==== SUPPLIED MATERIAL

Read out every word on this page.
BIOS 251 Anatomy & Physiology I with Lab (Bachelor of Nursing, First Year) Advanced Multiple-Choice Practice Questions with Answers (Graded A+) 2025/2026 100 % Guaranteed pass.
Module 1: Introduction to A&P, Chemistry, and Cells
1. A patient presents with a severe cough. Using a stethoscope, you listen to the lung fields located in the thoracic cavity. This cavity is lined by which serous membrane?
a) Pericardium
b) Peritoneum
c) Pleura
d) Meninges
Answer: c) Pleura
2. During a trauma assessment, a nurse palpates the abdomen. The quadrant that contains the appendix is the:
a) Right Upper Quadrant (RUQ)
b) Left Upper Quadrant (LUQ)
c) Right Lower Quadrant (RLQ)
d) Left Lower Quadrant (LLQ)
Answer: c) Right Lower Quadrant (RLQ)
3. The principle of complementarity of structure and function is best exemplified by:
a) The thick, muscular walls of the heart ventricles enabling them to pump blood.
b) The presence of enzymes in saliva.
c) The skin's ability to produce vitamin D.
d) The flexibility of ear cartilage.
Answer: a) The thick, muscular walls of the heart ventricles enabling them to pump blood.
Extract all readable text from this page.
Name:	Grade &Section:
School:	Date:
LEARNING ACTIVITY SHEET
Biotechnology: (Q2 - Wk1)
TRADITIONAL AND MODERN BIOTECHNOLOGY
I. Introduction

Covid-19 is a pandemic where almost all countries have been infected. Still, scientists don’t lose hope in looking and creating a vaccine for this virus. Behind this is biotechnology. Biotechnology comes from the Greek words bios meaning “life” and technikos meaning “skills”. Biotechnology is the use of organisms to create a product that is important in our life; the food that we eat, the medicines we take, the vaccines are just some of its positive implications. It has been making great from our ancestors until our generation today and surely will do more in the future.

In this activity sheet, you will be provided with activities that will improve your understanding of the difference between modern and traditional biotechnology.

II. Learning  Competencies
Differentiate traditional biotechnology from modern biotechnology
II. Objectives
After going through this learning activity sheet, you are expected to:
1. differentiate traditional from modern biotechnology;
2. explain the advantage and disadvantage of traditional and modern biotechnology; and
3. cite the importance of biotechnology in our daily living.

========

**YOUR GOAL**
The records need to be set down again without a single difference.

**PROBLEM SOLUTION**
Read out every word on this page.
BIOS 251 Anatomy & Physiology I with Lab (Bachelor of Nursing, First Year) Advanced Multiple-Choice Practice Questions with Answers (Graded A+) 2025/2026 100 % Guaranteed pass.
Module 1: Introduction to A&P, Chemistry, and Cells
1. A patient presents with a severe cough. Using a stethoscope, you listen to the lung fields located in the thoracic cavity. This cavity is lined by which serous membrane?
a) Pericardium
b) Peritoneum
c) Pleura
d) Meninges
Answer: c) Pleura
2. During a trauma assessment, a nurse palpates the abdomen. The quadrant that contains the appendix is the:
a) Right Upper Quadrant (RUQ)
b) Left Upper Quadrant (LUQ)
c) Right Lower Quadrant (RLQ)
d) Left Lower Quadrant (LLQ)
Answer: c) Right Lower Quadrant (RLQ)
3. The principle of complementarity of structure and function is best exemplified by:
a) The thick, muscular walls of the heart ventricles enabling them to pump blood.
b) The presence of enzymes in saliva.
c) The skin's ability to produce vitamin D.
d) The flexibility of ear cartilage.
Answer: a) The thick, muscular walls of the heart ventricles enabling them to pump blood.
Extract all readable text from this page.
Name:	Grade &Section:
School:	Date:
LEARNING ACTIVITY SHEET
Biotechnology: (Q2 - Wk1)
TRADITIONAL AND MODERN BIOTECHNOLOGY
I. Introduction

Covid-19 is a pandemic where almost all countries have been infected. Still, scientists don’t lose hope in looking and creating a vaccine for this virus. Behind this is biotechnology. Biotechnology comes from the Greek words bios meaning “life” and technikos meaning “skills”. Biotechnology is the use of organisms to create a product that is important in our life; the food that we eat, the medicines we take, the vaccines are just some of its positive implications. It has been making great from our ancestors until our generation today and surely will do more in the future.

In this activity sheet, you will be provided with activities that will improve your understanding of the difference between modern and traditional biotechnology.

II. Learning  Competencies
Differentiate traditional biotechnology from modern biotechnology
II. Objectives
After going through this learning activity sheet, you are expected to:
1. differentiate traditional from modern biotechnology;
2. explain the advantage and disadvantage of traditional and modern biotechnology; and
3. cite the importance of biotechnology in our daily living.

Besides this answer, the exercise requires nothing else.